**DOCUMENT:**
* * * *

Utility functions for BLE LTER IM team • bleutils

October 25th 2022

Orientation

bleutils is a collection of R functions for use by the BLE LTER IM team.

Installation

remotes::install_github("BLE-LTER/bleutils")

Usage

Manipulating Core Program data

First, load the example data. cp_data is included with bleutils and is a minimal example of what investigators need to give the IM team before we can proceed.

library(bleutils)
df <- cp_data

Adding standard columns to CP data

add_cp_cols will add columns such as node, lagoon, lat/lon, etc… to a data.frame, provided a column of station codes, e.g. “EWLD1”. Use this to quickly add the required columns to a dataset.

df <- add_cp_cols(df, station_code_col = "station")

Note that this function relies on the stations data.frame packaged with bleutils. The canon copy of this is kept on Box. To check if bleutils has the latest version, use update_cp_stations and point it to where Box is on your local machine. If the Box version differs from what bleutils has, this will update the package version. If this happens, make sure to push the change to GitHub and re-install bleutils wherever it is used.

update_cp_stations(source_file = "path_goes_here")

Inferring sampling season based on dates

infer_season outputs a vector of categorical season values (under ice/break up/open water) from a vector of date values (column in data.frame). If the date vector is of type chr instead of Date or POSIXct (i.e., datetimes) as in the case of the example data, you will first need to convert the vector.

* * * *

**SET PROBLEM A:** According to the bleutils page, where is the canon copy of the stations data.frame kept?
**SET PROBLEM B:** Quote the bleutils page word for word, from "infer_season outputs a" up to and including "convert the vector.".

* * * *

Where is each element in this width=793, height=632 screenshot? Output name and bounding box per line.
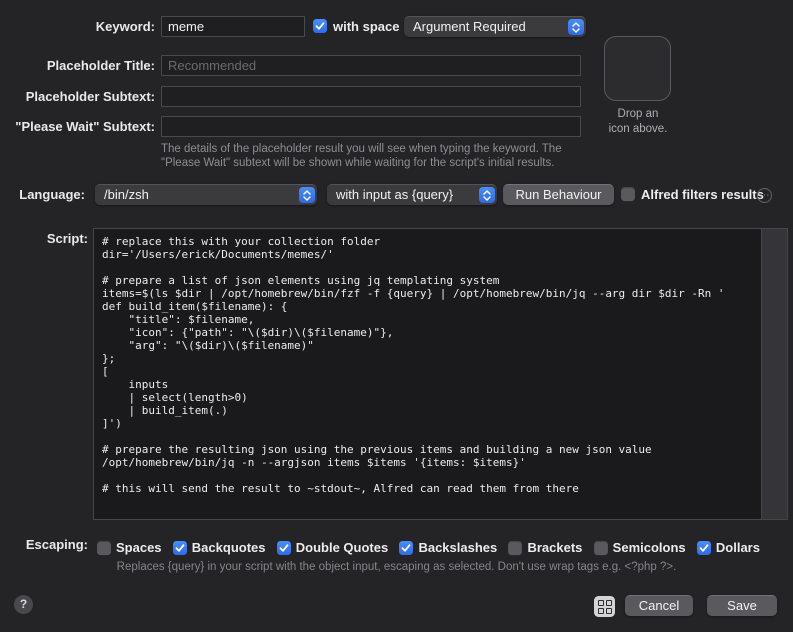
alfred-filters-checkbox[interactable]: [621, 187, 635, 201]
script-scrollbar[interactable]: [761, 229, 787, 519]
grid-icon: [597, 599, 612, 614]
escaping-option-spaces: Spaces: [97, 540, 162, 556]
language-label: Language:: [19, 187, 85, 202]
semicolons-label: Semicolons: [612, 540, 686, 555]
escaping-option-backquotes: Backquotes: [172, 540, 266, 556]
checkmark-icon: [402, 544, 411, 552]
icon-dropwell-caption: Drop an icon above.: [608, 108, 668, 135]
save-button[interactable]: Save: [707, 595, 777, 616]
semicolons-checkbox[interactable]: [593, 541, 608, 555]
spaces-checkbox[interactable]: [97, 541, 111, 555]
checkmark-icon: [315, 22, 325, 30]
dollars-checkbox[interactable]: [696, 541, 711, 555]
double-quotes-label: Double Quotes: [295, 540, 389, 555]
run-options-ellipsis-icon[interactable]: ⋯: [757, 188, 772, 203]
checkmark-icon: [699, 544, 709, 552]
popup-chevrons-icon: [479, 187, 495, 203]
language-select[interactable]: /bin/zsh: [95, 184, 317, 205]
brackets-checkbox[interactable]: [508, 541, 523, 555]
argument-required-value: Argument Required: [413, 19, 526, 34]
script-editor[interactable]: # replace this with your collection fold…: [93, 228, 788, 520]
escaping-option-backslashes: Backslashes: [399, 540, 497, 556]
placeholder-title-label: Placeholder Title:: [46, 58, 155, 73]
escaping-option-dollars: Dollars: [696, 540, 760, 556]
escaping-option-double-quotes: Double Quotes: [276, 540, 389, 556]
cancel-button[interactable]: Cancel: [625, 595, 693, 616]
input-mode-value: with input as {query}: [336, 187, 454, 202]
grid-view-button[interactable]: [594, 596, 615, 617]
keyword-input[interactable]: [161, 16, 305, 37]
argument-required-select[interactable]: Argument Required: [404, 16, 586, 37]
keyword-label: Keyword:: [95, 19, 155, 34]
brackets-label: Brackets: [527, 540, 583, 555]
escaping-label: Escaping:: [25, 537, 88, 552]
backquotes-label: Backquotes: [191, 540, 266, 555]
please-wait-subtext-input[interactable]: [161, 116, 581, 137]
please-wait-subtext-label: "Please Wait" Subtext:: [15, 119, 155, 134]
with-space-label: with space: [333, 19, 400, 34]
backslashes-label: Backslashes: [418, 540, 498, 555]
backquotes-checkbox[interactable]: [172, 541, 187, 555]
placeholder-hint: The details of the placeholder result yo…: [161, 143, 562, 169]
script-filter-config-sheet: Keyword: with space Argument Required Pl…: [0, 0, 793, 632]
placeholder-subtext-input[interactable]: [161, 86, 581, 107]
question-icon: ?: [19, 597, 28, 611]
escaping-option-brackets: Brackets: [508, 540, 582, 556]
escaping-note: Replaces {query} in your script with the…: [116, 561, 677, 573]
with-space-checkbox[interactable]: [313, 19, 327, 33]
alfred-filters-label: Alfred filters results: [641, 187, 764, 202]
popup-chevrons-icon: [568, 19, 584, 35]
checkmark-icon: [175, 544, 185, 552]
escaping-options: Spaces Backquotes Double Quotes Backslas…: [97, 540, 760, 556]
script-code[interactable]: # replace this with your collection fold…: [94, 229, 761, 519]
spaces-label: Spaces: [116, 540, 162, 555]
checkmark-icon: [279, 544, 289, 552]
placeholder-subtext-label: Placeholder Subtext:: [25, 89, 155, 104]
dollars-label: Dollars: [715, 540, 760, 555]
popup-chevrons-icon: [299, 187, 315, 203]
backslashes-checkbox[interactable]: [399, 541, 414, 555]
placeholder-title-input[interactable]: [161, 55, 581, 76]
icon-dropwell[interactable]: [604, 36, 671, 101]
script-label: Script:: [46, 231, 88, 246]
escaping-option-semicolons: Semicolons: [593, 540, 686, 556]
double-quotes-checkbox[interactable]: [276, 541, 291, 555]
help-button[interactable]: ?: [14, 595, 33, 614]
run-behaviour-button[interactable]: Run Behaviour: [503, 184, 614, 205]
language-value: /bin/zsh: [104, 187, 149, 202]
input-mode-select[interactable]: with input as {query}: [327, 184, 497, 205]
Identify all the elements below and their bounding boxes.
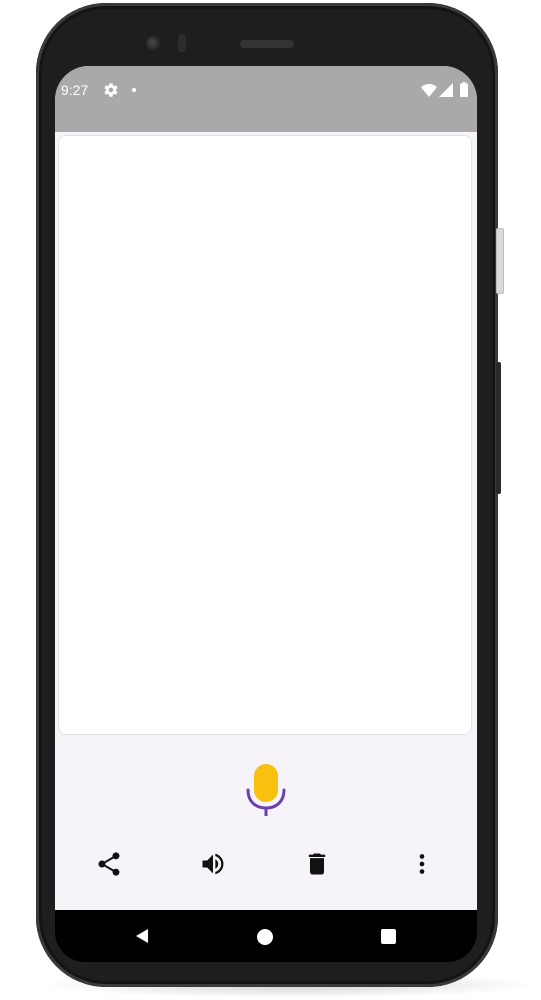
status-bar: 9:27 (55, 66, 477, 132)
home-icon[interactable] (257, 929, 273, 945)
app-screen: 9:27 (55, 66, 477, 910)
transcript-text-area[interactable] (58, 135, 472, 735)
wifi-icon (421, 84, 437, 97)
device-mockup: 9:27 (0, 0, 541, 1000)
bottom-toolbar (55, 842, 477, 886)
delete-icon (308, 853, 326, 875)
battery-icon (460, 82, 468, 97)
recents-icon[interactable] (381, 929, 396, 944)
proximity-sensor (178, 34, 186, 52)
more-options-button[interactable] (408, 850, 436, 878)
back-icon[interactable] (133, 927, 151, 945)
volume-rocker (496, 228, 504, 294)
share-icon (98, 852, 120, 876)
front-camera-icon (146, 36, 162, 52)
power-button (496, 362, 501, 494)
cell-signal-icon (439, 83, 453, 97)
volume-icon (202, 853, 224, 875)
share-button[interactable] (95, 850, 123, 878)
notification-dot-icon (132, 88, 136, 92)
speak-button[interactable] (199, 850, 227, 878)
earpiece-speaker (240, 40, 294, 48)
more-vert-icon (419, 854, 425, 874)
gear-icon (104, 83, 118, 97)
status-time: 9:27 (61, 82, 89, 98)
microphone-icon[interactable] (244, 764, 288, 816)
system-nav-bar (55, 910, 477, 962)
delete-button[interactable] (303, 850, 331, 878)
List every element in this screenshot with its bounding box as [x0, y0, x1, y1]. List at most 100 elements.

* * * *

**CORRECT RESULT A:** On Box.

**CORRECT RESULT B:**
infer_season outputs a vector of categorical season values (under ice/break up/open water) from a vector of date values (column in data.frame). If the date vector is of type chr instead of Date or POSIXct (i.e., datetimes) as in the case of the example data, you will first need to convert the vector.